> _WHAT IS BEING ASKED_:
Below is a set of records; print all of them exactly as written.

> _INPUT MATERIAL_:
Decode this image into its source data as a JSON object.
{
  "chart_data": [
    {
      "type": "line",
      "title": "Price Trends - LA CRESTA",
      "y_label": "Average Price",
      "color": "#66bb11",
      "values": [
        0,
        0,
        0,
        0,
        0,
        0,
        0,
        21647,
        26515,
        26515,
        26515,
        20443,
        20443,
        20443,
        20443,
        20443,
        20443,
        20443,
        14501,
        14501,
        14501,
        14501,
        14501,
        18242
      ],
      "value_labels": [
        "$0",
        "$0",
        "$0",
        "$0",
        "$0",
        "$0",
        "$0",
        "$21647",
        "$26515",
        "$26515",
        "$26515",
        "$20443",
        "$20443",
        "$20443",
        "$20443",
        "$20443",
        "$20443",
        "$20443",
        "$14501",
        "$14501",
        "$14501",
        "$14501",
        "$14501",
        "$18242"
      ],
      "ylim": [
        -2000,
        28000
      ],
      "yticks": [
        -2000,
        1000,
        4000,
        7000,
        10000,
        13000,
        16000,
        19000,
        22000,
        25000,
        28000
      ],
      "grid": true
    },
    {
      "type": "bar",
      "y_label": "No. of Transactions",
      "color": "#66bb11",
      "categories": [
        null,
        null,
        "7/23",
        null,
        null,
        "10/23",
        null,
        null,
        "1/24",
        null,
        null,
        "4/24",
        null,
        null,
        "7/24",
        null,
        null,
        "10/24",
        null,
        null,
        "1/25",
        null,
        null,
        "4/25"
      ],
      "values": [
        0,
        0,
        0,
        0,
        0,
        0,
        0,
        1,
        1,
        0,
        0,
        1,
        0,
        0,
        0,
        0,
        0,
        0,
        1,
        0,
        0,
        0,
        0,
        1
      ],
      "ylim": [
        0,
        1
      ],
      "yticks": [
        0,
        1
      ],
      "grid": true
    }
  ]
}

> _TASK OUTPUT_:
Decode this image into its source data as a JSON object.
{
  "chart_data": [
    {
      "type": "line",
      "title": "Price Trends - LA CRESTA",
      "y_label": "Average Price",
      "color": "#66bb11",
      "values": [
        0,
        0,
        0,
        0,
        0,
        0,
        0,
        21647,
        26515,
        26515,
        26515,
        20443,
        20443,
        20443,
        20443,
        20443,
        20443,
        20443,
        14501,
        14501,
        14501,
        14501,
        14501,
        18242
      ],
      "value_labels": [
        "$0",
        "$0",
        "$0",
        "$0",
        "$0",
        "$0",
        "$0",
        "$21647",
        "$26515",
        "$26515",
        "$26515",
        "$20443",
        "$20443",
        "$20443",
        "$20443",
        "$20443",
        "$20443",
        "$20443",
        "$14501",
        "$14501",
        "$14501",
        "$14501",
        "$14501",
        "$18242"
      ],
      "ylim": [
        -2000,
        28000
      ],
      "yticks": [
        -2000,
        1000,
        4000,
        7000,
        10000,
        13000,
        16000,
        19000,
        22000,
        25000,
        28000
      ],
      "grid": true
    },
    {
      "type": "bar",
      "y_label": "No. of Transactions",
      "color": "#66bb11",
      "categories": [
        null,
        null,
        "7/23",
        null,
        null,
        "10/23",
        null,
        null,
        "1/24",
        null,
        null,
        "4/24",
        null,
        null,
        "7/24",
        null,
        null,
        "10/24",
        null,
        null,
        "1/25",
        null,
        null,
        "4/25"
      ],
      "values": [
        0,
        0,
        0,
        0,
        0,
        0,
        0,
        1,
        1,
        0,
        0,
        1,
        0,
        0,
        0,
        0,
        0,
        0,
        1,
        0,
        0,
        0,
        0,
        1
      ],
      "ylim": [
        0,
        1
      ],
      "yticks": [
        0,
        1
      ],
      "grid": true
    }
  ]
}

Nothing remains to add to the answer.